═════ ENTRIES SHOWN ═════
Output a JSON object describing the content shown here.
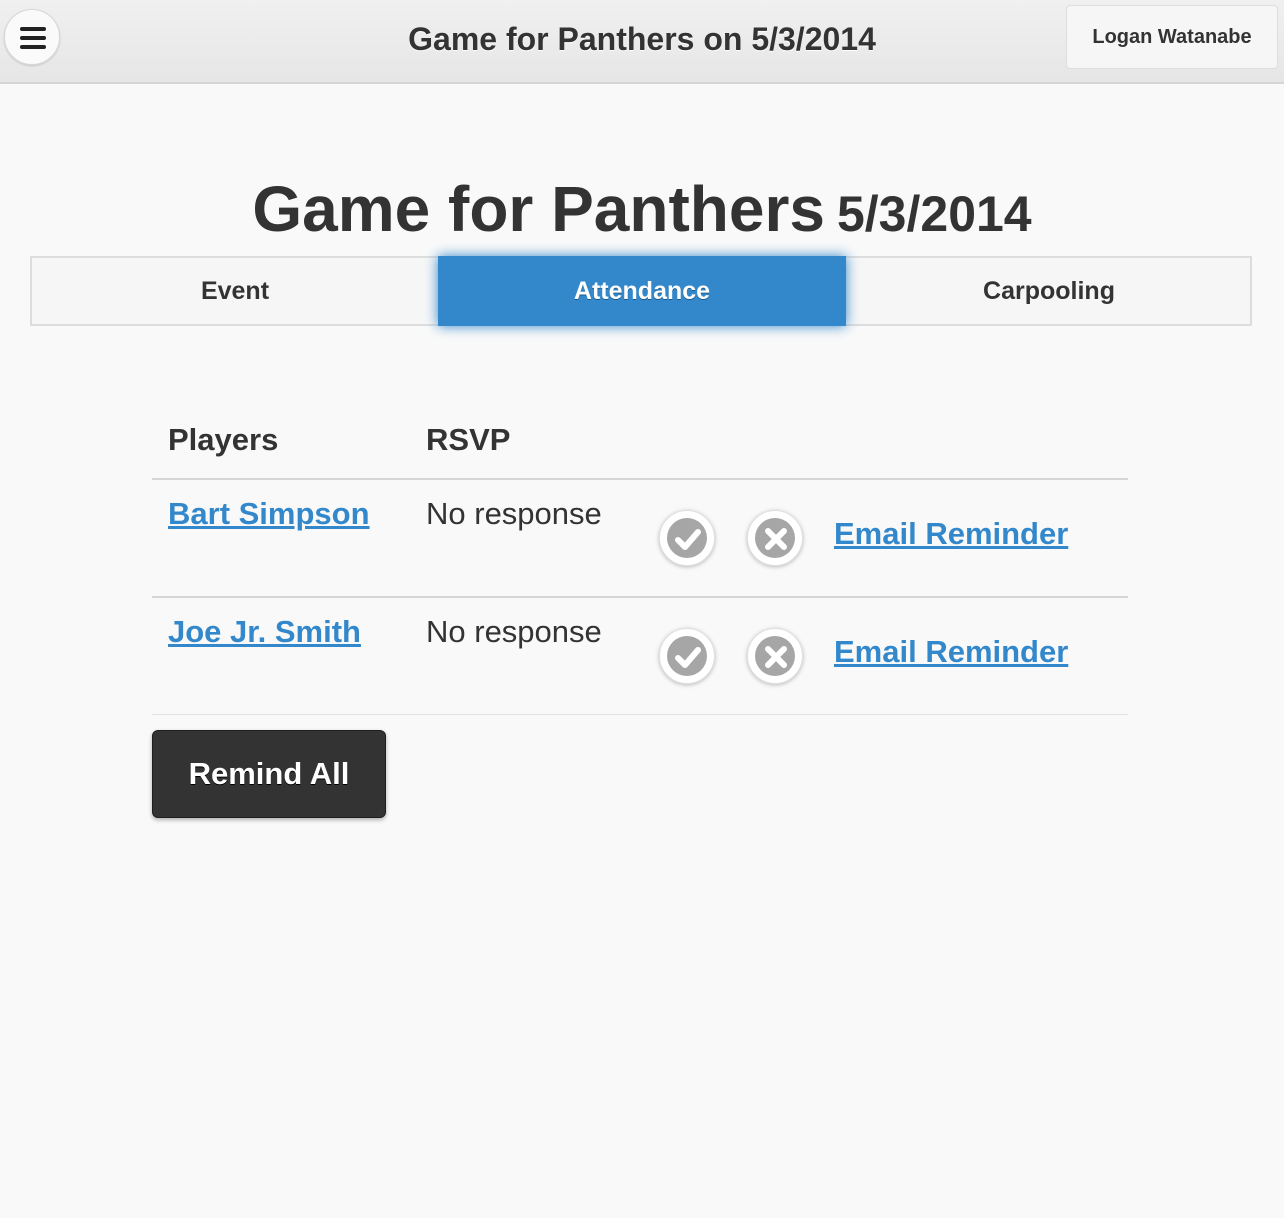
{
  "header": {
    "title": "Game for Panthers on 5/3/2014",
    "menu_icon": "hamburger-menu-icon",
    "user_button": "Logan Watanabe"
  },
  "page": {
    "title": "Game for Panthers",
    "date": "5/3/2014"
  },
  "tabs": [
    {
      "label": "Event",
      "active": false
    },
    {
      "label": "Attendance",
      "active": true
    },
    {
      "label": "Carpooling",
      "active": false
    }
  ],
  "table": {
    "headers": [
      "Players",
      "RSVP"
    ],
    "rows": [
      {
        "player": "Bart Simpson",
        "rsvp": "No response",
        "action": "Email Reminder"
      },
      {
        "player": "Joe Jr. Smith",
        "rsvp": "No response",
        "action": "Email Reminder"
      }
    ]
  },
  "actions": {
    "remind_all": "Remind All"
  },
  "colors": {
    "accent": "#3388cc",
    "dark_button": "#333333",
    "background": "#f9f9f9",
    "icon_gray": "#a6a6a6"
  },
  "icons": [
    "hamburger-menu-icon",
    "check-icon",
    "close-icon"
  ]
}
═════
Reproduce the entries above without change, omitting all pictures.

Output a JSON object describing the content shown here.
{
  "header": {
    "title": "Game for Panthers on 5/3/2014",
    "menu_icon": "hamburger-menu-icon",
    "user_button": "Logan Watanabe"
  },
  "page": {
    "title": "Game for Panthers",
    "date": "5/3/2014"
  },
  "tabs": [
    {
      "label": "Event",
      "active": false
    },
    {
      "label": "Attendance",
      "active": true
    },
    {
      "label": "Carpooling",
      "active": false
    }
  ],
  "table": {
    "headers": [
      "Players",
      "RSVP"
    ],
    "rows": [
      {
        "player": "Bart Simpson",
        "rsvp": "No response",
        "action": "Email Reminder"
      },
      {
        "player": "Joe Jr. Smith",
        "rsvp": "No response",
        "action": "Email Reminder"
      }
    ]
  },
  "actions": {
    "remind_all": "Remind All"
  },
  "colors": {
    "accent": "#3388cc",
    "dark_button": "#333333",
    "background": "#f9f9f9",
    "icon_gray": "#a6a6a6"
  },
  "icons": [
    "hamburger-menu-icon",
    "check-icon",
    "close-icon"
  ]
}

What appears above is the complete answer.